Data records
==============================

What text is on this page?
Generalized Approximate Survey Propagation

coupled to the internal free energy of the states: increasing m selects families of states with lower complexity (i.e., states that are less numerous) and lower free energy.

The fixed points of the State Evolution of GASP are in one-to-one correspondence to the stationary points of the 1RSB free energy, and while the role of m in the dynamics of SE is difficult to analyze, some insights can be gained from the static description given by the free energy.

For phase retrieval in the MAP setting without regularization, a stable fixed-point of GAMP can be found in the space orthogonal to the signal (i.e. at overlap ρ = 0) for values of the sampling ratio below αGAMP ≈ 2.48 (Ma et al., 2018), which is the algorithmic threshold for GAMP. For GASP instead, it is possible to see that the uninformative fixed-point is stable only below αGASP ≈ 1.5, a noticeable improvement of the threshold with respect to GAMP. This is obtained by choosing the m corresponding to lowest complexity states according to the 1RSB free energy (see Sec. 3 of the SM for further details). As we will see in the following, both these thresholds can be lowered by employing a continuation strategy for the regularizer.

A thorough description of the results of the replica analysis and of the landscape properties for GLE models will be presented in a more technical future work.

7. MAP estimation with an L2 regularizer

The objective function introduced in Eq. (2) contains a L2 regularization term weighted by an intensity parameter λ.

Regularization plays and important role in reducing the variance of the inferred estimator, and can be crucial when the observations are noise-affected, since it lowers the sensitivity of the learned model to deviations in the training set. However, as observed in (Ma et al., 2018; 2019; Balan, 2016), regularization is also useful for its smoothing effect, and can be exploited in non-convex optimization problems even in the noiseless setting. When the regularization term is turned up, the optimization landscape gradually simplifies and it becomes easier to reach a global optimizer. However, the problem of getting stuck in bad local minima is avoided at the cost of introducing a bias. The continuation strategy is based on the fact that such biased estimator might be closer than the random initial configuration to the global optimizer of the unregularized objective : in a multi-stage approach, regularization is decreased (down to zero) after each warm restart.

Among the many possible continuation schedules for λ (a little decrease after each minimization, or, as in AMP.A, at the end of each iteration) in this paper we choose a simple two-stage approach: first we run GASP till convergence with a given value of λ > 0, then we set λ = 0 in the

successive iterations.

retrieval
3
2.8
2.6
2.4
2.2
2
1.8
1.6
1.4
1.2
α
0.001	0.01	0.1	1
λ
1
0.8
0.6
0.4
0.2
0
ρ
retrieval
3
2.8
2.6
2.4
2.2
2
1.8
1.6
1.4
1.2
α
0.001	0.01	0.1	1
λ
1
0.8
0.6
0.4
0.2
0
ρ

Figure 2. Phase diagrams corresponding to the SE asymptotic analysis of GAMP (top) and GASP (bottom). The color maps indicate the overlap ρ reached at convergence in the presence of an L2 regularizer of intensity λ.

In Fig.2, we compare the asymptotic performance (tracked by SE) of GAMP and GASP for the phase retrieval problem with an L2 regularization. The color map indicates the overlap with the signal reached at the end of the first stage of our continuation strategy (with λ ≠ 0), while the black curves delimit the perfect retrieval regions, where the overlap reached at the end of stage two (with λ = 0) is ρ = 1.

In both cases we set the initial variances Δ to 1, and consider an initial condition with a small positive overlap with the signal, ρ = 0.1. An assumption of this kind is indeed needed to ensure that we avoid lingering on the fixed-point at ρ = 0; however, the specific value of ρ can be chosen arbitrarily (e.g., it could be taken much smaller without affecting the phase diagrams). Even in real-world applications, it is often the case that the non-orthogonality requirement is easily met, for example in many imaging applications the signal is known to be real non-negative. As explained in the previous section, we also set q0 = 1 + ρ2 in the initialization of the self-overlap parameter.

==============================

Work required: Show every line in the entries where the string "approach" occurs.

Solution to this task:
Regularization plays and important role in reducing the variance of the inferred estimator, and can be crucial when the observations are noise-affected, since it lowers the sensitivity of the learned model to deviations in the training set. However, as observed in (Ma et al., 2018; 2019; Balan, 2016), regularization is also useful for its smoothing effect, and can be exploited in non-convex optimization problems even in the noiseless setting. When the regularization term is turned up, the optimization landscape gradually simplifies and it becomes easier to reach a global optimizer. However, the problem of getting stuck in bad local minima is avoided at the cost of introducing a bias. The continuation strategy is based on the fact that such biased estimator might be closer than the random initial configuration to the global optimizer of the unregularized objective : in a multi-stage approach, regularization is decreased (down to zero) after each warm restart.
Among the many possible continuation schedules for λ (a little decrease after each minimization, or, as in AMP.A, at the end of each iteration) in this paper we choose a simple two-stage approach: first we run GASP till convergence with a given value of λ > 0, then we set λ = 0 in the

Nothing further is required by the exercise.